§ **Problem details**: Give back every line exactly as it appears, pictures excluded.

§ **Source data**:
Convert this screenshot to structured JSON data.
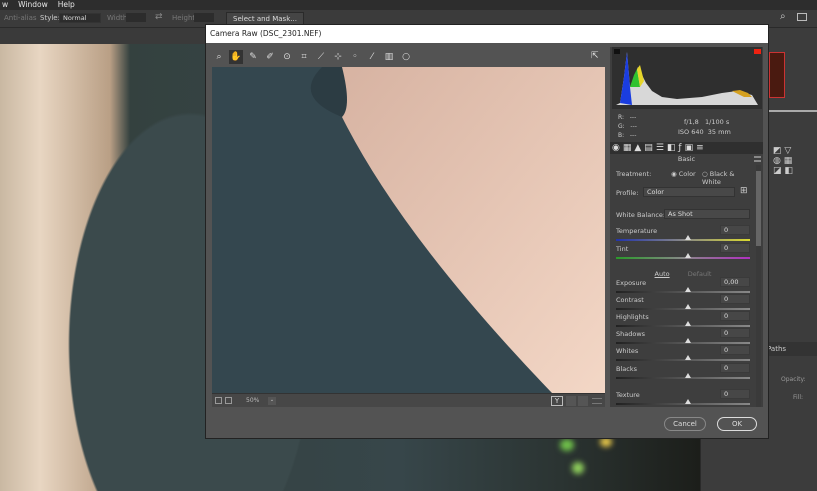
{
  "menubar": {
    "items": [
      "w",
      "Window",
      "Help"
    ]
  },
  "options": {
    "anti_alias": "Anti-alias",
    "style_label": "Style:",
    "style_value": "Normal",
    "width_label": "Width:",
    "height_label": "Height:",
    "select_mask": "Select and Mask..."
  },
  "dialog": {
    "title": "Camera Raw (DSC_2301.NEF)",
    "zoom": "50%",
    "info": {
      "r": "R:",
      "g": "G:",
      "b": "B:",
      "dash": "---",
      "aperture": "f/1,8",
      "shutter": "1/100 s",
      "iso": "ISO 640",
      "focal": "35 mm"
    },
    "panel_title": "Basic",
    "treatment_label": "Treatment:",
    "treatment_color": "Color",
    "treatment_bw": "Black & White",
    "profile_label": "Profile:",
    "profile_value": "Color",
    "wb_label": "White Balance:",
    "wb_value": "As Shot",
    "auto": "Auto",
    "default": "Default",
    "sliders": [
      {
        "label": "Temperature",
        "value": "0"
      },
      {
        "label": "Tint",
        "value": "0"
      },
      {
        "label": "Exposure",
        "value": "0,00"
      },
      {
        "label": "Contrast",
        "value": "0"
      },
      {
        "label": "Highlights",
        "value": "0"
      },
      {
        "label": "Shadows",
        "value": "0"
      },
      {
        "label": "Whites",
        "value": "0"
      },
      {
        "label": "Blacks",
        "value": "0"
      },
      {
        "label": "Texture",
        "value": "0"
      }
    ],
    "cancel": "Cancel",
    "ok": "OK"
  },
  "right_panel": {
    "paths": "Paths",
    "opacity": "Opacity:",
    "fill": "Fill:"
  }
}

§ **Finished exercise**:
Convert this screenshot to structured JSON data.
{
  "menubar": {
    "items": [
      "w",
      "Window",
      "Help"
    ]
  },
  "options": {
    "anti_alias": "Anti-alias",
    "style_label": "Style:",
    "style_value": "Normal",
    "width_label": "Width:",
    "height_label": "Height:",
    "select_mask": "Select and Mask..."
  },
  "dialog": {
    "title": "Camera Raw (DSC_2301.NEF)",
    "zoom": "50%",
    "info": {
      "r": "R:",
      "g": "G:",
      "b": "B:",
      "dash": "---",
      "aperture": "f/1,8",
      "shutter": "1/100 s",
      "iso": "ISO 640",
      "focal": "35 mm"
    },
    "panel_title": "Basic",
    "treatment_label": "Treatment:",
    "treatment_color": "Color",
    "treatment_bw": "Black & White",
    "profile_label": "Profile:",
    "profile_value": "Color",
    "wb_label": "White Balance:",
    "wb_value": "As Shot",
    "auto": "Auto",
    "default": "Default",
    "sliders": [
      {
        "label": "Temperature",
        "value": "0"
      },
      {
        "label": "Tint",
        "value": "0"
      },
      {
        "label": "Exposure",
        "value": "0,00"
      },
      {
        "label": "Contrast",
        "value": "0"
      },
      {
        "label": "Highlights",
        "value": "0"
      },
      {
        "label": "Shadows",
        "value": "0"
      },
      {
        "label": "Whites",
        "value": "0"
      },
      {
        "label": "Blacks",
        "value": "0"
      },
      {
        "label": "Texture",
        "value": "0"
      }
    ],
    "cancel": "Cancel",
    "ok": "OK"
  },
  "right_panel": {
    "paths": "Paths",
    "opacity": "Opacity:",
    "fill": "Fill:"
  }
}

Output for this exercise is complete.